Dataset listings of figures
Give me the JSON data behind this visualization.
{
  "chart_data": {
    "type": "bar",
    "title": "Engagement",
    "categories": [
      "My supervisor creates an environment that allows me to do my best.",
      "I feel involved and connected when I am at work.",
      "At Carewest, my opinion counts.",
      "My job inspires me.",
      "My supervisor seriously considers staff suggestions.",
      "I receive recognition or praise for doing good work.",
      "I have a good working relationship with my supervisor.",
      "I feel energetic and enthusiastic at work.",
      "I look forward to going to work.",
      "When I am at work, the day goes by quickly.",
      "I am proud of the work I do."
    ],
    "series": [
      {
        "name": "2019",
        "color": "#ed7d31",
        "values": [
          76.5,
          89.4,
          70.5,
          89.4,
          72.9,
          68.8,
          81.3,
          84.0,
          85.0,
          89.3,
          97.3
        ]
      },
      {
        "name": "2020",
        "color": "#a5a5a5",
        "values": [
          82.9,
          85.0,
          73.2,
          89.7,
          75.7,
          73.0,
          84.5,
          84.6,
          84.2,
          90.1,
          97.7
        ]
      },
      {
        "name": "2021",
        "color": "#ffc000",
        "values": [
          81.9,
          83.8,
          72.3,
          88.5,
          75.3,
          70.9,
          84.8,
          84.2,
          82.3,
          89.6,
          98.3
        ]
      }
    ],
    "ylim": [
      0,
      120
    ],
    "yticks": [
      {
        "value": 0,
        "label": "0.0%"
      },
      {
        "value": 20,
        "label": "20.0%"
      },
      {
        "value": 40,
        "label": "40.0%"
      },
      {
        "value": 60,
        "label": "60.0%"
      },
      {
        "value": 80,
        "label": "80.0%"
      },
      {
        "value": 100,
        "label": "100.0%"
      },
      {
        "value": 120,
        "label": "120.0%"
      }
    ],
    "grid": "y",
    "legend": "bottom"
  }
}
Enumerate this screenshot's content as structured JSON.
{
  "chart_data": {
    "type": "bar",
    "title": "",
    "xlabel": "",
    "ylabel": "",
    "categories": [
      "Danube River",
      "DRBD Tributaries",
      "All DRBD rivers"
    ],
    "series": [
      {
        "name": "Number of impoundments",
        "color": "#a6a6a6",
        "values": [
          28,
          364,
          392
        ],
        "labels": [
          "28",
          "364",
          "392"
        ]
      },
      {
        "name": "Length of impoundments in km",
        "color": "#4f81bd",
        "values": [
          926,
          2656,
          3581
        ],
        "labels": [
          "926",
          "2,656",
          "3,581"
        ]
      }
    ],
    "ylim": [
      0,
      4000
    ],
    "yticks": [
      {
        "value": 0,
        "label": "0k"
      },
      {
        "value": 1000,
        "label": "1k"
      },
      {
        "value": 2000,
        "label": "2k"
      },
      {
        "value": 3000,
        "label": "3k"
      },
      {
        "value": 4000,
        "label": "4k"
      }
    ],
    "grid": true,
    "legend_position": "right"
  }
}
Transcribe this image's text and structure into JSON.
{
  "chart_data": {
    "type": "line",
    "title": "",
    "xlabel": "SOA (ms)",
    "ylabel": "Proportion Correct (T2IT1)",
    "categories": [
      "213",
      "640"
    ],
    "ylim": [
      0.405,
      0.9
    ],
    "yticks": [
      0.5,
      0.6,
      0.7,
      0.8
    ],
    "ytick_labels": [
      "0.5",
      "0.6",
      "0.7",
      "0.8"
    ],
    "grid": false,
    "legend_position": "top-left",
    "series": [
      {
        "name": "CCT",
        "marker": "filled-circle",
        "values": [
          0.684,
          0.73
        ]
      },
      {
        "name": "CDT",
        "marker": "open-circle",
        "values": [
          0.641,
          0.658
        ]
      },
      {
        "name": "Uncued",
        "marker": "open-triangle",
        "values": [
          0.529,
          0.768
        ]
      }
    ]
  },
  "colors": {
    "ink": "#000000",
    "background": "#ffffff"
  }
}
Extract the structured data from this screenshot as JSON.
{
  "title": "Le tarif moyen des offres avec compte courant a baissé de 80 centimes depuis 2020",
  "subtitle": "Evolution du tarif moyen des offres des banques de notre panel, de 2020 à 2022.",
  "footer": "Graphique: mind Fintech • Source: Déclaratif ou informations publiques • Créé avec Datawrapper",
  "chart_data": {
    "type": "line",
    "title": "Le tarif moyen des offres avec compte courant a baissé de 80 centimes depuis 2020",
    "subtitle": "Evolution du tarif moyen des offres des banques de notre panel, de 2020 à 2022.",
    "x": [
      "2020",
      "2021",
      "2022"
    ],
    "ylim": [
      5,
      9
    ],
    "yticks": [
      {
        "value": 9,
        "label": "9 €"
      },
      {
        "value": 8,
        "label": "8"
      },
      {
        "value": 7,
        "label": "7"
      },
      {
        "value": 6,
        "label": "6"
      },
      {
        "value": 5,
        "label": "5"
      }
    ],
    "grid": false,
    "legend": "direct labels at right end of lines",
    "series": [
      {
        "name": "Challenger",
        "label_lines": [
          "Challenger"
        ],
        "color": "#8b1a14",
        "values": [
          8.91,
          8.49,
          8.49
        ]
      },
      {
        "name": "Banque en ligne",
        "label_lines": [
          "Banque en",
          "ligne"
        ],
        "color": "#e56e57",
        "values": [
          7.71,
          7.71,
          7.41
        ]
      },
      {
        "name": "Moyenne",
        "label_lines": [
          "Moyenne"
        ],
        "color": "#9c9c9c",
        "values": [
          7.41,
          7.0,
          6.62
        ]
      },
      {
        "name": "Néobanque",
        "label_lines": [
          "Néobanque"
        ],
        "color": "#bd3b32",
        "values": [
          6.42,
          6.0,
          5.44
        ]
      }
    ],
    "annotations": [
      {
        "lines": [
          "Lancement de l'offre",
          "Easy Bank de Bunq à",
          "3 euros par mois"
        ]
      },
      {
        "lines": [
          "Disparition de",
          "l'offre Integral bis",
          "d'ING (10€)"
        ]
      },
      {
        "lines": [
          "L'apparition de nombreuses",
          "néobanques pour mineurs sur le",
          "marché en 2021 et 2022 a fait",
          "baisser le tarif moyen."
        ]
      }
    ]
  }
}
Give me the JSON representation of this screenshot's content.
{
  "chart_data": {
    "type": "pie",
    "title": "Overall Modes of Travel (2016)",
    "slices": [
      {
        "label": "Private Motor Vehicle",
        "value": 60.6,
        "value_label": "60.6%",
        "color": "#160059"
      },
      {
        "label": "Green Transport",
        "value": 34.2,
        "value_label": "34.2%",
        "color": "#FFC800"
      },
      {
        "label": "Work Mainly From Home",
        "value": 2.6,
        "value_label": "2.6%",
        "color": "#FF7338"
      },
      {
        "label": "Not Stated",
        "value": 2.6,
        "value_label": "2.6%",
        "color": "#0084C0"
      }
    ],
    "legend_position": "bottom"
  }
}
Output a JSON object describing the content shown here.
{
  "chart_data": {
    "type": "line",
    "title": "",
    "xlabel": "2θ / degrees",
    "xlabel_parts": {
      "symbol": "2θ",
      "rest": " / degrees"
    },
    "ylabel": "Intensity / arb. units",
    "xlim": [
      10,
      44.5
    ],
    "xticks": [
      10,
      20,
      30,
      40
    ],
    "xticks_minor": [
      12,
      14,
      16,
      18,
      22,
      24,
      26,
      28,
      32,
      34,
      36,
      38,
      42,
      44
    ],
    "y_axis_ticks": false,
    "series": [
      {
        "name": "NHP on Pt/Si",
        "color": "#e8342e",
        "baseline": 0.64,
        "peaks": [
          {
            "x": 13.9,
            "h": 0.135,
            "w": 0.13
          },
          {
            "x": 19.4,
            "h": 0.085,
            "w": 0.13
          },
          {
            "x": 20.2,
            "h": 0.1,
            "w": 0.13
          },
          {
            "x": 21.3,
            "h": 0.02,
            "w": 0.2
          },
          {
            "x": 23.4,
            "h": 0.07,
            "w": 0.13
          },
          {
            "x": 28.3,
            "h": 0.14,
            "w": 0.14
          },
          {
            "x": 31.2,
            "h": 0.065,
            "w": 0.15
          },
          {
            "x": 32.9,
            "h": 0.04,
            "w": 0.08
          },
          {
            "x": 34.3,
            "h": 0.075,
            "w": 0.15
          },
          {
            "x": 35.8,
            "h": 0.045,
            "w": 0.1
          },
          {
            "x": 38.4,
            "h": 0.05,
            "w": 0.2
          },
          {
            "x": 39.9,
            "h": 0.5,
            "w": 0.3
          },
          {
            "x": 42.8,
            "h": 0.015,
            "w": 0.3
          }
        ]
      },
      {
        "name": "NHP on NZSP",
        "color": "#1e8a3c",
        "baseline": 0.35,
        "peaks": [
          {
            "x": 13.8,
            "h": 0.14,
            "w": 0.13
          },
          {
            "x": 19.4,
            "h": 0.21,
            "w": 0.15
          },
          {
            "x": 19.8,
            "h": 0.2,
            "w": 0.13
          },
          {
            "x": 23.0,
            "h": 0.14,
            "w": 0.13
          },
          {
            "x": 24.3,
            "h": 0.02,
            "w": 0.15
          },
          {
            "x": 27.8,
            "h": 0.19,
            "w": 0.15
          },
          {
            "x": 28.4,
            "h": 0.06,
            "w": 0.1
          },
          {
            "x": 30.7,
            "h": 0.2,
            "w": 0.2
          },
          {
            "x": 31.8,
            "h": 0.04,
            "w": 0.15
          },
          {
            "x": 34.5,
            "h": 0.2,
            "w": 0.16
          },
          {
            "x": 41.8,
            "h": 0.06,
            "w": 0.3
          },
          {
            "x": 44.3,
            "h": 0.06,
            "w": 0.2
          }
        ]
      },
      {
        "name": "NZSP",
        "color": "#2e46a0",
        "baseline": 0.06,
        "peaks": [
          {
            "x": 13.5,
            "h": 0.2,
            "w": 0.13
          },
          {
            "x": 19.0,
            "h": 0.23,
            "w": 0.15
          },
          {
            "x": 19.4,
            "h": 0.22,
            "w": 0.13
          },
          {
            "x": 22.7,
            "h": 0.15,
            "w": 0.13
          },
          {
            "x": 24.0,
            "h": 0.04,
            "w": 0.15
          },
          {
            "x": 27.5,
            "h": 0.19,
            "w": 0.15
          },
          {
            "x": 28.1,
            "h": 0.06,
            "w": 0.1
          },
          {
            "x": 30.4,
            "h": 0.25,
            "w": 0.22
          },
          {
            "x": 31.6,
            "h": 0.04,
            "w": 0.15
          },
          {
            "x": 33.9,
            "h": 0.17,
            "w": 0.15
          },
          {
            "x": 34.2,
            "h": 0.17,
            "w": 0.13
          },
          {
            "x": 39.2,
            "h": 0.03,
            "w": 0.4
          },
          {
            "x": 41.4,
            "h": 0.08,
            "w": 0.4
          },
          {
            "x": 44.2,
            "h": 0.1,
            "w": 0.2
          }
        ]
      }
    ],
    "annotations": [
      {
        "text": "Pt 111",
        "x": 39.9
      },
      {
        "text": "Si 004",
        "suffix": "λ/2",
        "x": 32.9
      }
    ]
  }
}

What the task requires:
Only lines with the word "Evolution" are wanted, so copy each one from the records.

Written answer:
  "subtitle": "Evolution du tarif moyen des offres des banques de notre panel, de 2020 à 2022.",
    "subtitle": "Evolution du tarif moyen des offres des banques de notre panel, de 2020 à 2022.",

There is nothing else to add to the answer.